Instructions for the task: Each line of the material below should be reproduced exactly.

Supplied material:
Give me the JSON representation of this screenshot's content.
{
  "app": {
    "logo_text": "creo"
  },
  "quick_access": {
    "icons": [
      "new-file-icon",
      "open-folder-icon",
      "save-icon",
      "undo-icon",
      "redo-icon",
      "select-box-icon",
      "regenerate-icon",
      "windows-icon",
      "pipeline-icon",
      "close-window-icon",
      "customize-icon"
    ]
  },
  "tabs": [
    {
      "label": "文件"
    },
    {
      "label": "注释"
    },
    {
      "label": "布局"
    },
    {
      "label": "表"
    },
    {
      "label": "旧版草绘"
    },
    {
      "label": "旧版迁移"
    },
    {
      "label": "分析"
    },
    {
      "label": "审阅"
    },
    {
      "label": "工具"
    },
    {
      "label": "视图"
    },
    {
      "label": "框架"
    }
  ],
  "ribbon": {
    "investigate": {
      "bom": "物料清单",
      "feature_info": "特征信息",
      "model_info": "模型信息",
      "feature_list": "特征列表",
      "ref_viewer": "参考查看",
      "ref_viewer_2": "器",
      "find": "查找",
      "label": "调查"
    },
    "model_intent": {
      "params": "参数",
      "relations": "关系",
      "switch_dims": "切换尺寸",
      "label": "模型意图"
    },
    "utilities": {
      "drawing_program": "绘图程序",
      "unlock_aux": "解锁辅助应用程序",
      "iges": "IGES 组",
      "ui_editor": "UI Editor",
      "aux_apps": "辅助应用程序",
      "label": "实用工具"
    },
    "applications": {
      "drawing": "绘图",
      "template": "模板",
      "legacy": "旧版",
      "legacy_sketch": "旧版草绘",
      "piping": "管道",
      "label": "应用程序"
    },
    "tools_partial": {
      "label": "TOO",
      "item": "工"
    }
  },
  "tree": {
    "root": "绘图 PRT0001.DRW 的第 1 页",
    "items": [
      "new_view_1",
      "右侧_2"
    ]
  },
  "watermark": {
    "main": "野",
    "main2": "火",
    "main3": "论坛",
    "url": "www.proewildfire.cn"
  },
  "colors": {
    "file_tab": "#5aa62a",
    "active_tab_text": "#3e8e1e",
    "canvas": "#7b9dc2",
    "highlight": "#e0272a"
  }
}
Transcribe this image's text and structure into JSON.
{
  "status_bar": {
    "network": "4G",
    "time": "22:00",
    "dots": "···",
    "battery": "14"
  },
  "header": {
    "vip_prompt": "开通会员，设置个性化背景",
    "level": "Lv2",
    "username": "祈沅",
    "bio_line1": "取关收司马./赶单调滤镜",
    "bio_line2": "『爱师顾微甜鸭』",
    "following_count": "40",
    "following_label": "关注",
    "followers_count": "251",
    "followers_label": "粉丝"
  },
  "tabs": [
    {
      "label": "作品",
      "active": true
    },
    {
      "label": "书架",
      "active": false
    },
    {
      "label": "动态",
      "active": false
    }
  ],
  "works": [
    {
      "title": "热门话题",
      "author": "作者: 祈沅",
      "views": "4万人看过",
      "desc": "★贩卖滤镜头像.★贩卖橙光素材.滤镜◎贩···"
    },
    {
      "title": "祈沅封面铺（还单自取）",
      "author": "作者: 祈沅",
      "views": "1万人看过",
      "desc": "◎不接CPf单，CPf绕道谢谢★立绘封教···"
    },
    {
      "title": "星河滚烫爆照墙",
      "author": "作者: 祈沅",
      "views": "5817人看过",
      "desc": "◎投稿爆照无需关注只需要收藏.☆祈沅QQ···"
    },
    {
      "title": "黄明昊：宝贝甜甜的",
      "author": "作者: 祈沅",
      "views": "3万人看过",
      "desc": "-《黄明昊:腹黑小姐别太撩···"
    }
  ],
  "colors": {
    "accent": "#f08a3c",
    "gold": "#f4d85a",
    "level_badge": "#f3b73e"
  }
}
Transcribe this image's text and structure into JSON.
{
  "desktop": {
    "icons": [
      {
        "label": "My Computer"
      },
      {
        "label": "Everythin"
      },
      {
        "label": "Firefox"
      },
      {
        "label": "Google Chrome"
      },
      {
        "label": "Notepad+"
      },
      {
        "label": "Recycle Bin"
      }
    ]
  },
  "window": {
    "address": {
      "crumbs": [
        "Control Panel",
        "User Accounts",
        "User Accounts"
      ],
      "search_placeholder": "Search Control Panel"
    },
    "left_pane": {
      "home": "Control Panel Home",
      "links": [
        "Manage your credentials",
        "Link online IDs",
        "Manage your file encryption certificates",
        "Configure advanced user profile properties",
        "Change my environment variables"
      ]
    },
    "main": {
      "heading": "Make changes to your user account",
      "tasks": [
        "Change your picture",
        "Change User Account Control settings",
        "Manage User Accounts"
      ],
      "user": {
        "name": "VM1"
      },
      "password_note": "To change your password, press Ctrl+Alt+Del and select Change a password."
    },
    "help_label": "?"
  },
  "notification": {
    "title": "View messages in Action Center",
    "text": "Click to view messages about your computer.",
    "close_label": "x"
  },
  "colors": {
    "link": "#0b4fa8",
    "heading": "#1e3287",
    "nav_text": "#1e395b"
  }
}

Answer below:
Give me the JSON representation of this screenshot's content.
{
  "app": {
    "logo_text": "creo"
  },
  "quick_access": {
    "icons": [
      "new-file-icon",
      "open-folder-icon",
      "save-icon",
      "undo-icon",
      "redo-icon",
      "select-box-icon",
      "regenerate-icon",
      "windows-icon",
      "pipeline-icon",
      "close-window-icon",
      "customize-icon"
    ]
  },
  "tabs": [
    {
      "label": "文件"
    },
    {
      "label": "注释"
    },
    {
      "label": "布局"
    },
    {
      "label": "表"
    },
    {
      "label": "旧版草绘"
    },
    {
      "label": "旧版迁移"
    },
    {
      "label": "分析"
    },
    {
      "label": "审阅"
    },
    {
      "label": "工具"
    },
    {
      "label": "视图"
    },
    {
      "label": "框架"
    }
  ],
  "ribbon": {
    "investigate": {
      "bom": "物料清单",
      "feature_info": "特征信息",
      "model_info": "模型信息",
      "feature_list": "特征列表",
      "ref_viewer": "参考查看",
      "ref_viewer_2": "器",
      "find": "查找",
      "label": "调查"
    },
    "model_intent": {
      "params": "参数",
      "relations": "关系",
      "switch_dims": "切换尺寸",
      "label": "模型意图"
    },
    "utilities": {
      "drawing_program": "绘图程序",
      "unlock_aux": "解锁辅助应用程序",
      "iges": "IGES 组",
      "ui_editor": "UI Editor",
      "aux_apps": "辅助应用程序",
      "label": "实用工具"
    },
    "applications": {
      "drawing": "绘图",
      "template": "模板",
      "legacy": "旧版",
      "legacy_sketch": "旧版草绘",
      "piping": "管道",
      "label": "应用程序"
    },
    "tools_partial": {
      "label": "TOO",
      "item": "工"
    }
  },
  "tree": {
    "root": "绘图 PRT0001.DRW 的第 1 页",
    "items": [
      "new_view_1",
      "右侧_2"
    ]
  },
  "watermark": {
    "main": "野",
    "main2": "火",
    "main3": "论坛",
    "url": "www.proewildfire.cn"
  },
  "colors": {
    "file_tab": "#5aa62a",
    "active_tab_text": "#3e8e1e",
    "canvas": "#7b9dc2",
    "highlight": "#e0272a"
  }
}
Transcribe this image's text and structure into JSON.
{
  "status_bar": {
    "network": "4G",
    "time": "22:00",
    "dots": "···",
    "battery": "14"
  },
  "header": {
    "vip_prompt": "开通会员，设置个性化背景",
    "level": "Lv2",
    "username": "祈沅",
    "bio_line1": "取关收司马./赶单调滤镜",
    "bio_line2": "『爱师顾微甜鸭』",
    "following_count": "40",
    "following_label": "关注",
    "followers_count": "251",
    "followers_label": "粉丝"
  },
  "tabs": [
    {
      "label": "作品",
      "active": true
    },
    {
      "label": "书架",
      "active": false
    },
    {
      "label": "动态",
      "active": false
    }
  ],
  "works": [
    {
      "title": "热门话题",
      "author": "作者: 祈沅",
      "views": "4万人看过",
      "desc": "★贩卖滤镜头像.★贩卖橙光素材.滤镜◎贩···"
    },
    {
      "title": "祈沅封面铺（还单自取）",
      "author": "作者: 祈沅",
      "views": "1万人看过",
      "desc": "◎不接CPf单，CPf绕道谢谢★立绘封教···"
    },
    {
      "title": "星河滚烫爆照墙",
      "author": "作者: 祈沅",
      "views": "5817人看过",
      "desc": "◎投稿爆照无需关注只需要收藏.☆祈沅QQ···"
    },
    {
      "title": "黄明昊：宝贝甜甜的",
      "author": "作者: 祈沅",
      "views": "3万人看过",
      "desc": "-《黄明昊:腹黑小姐别太撩···"
    }
  ],
  "colors": {
    "accent": "#f08a3c",
    "gold": "#f4d85a",
    "level_badge": "#f3b73e"
  }
}
Transcribe this image's text and structure into JSON.
{
  "desktop": {
    "icons": [
      {
        "label": "My Computer"
      },
      {
        "label": "Everythin"
      },
      {
        "label": "Firefox"
      },
      {
        "label": "Google Chrome"
      },
      {
        "label": "Notepad+"
      },
      {
        "label": "Recycle Bin"
      }
    ]
  },
  "window": {
    "address": {
      "crumbs": [
        "Control Panel",
        "User Accounts",
        "User Accounts"
      ],
      "search_placeholder": "Search Control Panel"
    },
    "left_pane": {
      "home": "Control Panel Home",
      "links": [
        "Manage your credentials",
        "Link online IDs",
        "Manage your file encryption certificates",
        "Configure advanced user profile properties",
        "Change my environment variables"
      ]
    },
    "main": {
      "heading": "Make changes to your user account",
      "tasks": [
        "Change your picture",
        "Change User Account Control settings",
        "Manage User Accounts"
      ],
      "user": {
        "name": "VM1"
      },
      "password_note": "To change your password, press Ctrl+Alt+Del and select Change a password."
    },
    "help_label": "?"
  },
  "notification": {
    "title": "View messages in Action Center",
    "text": "Click to view messages about your computer.",
    "close_label": "x"
  },
  "colors": {
    "link": "#0b4fa8",
    "heading": "#1e3287",
    "nav_text": "#1e395b"
  }
}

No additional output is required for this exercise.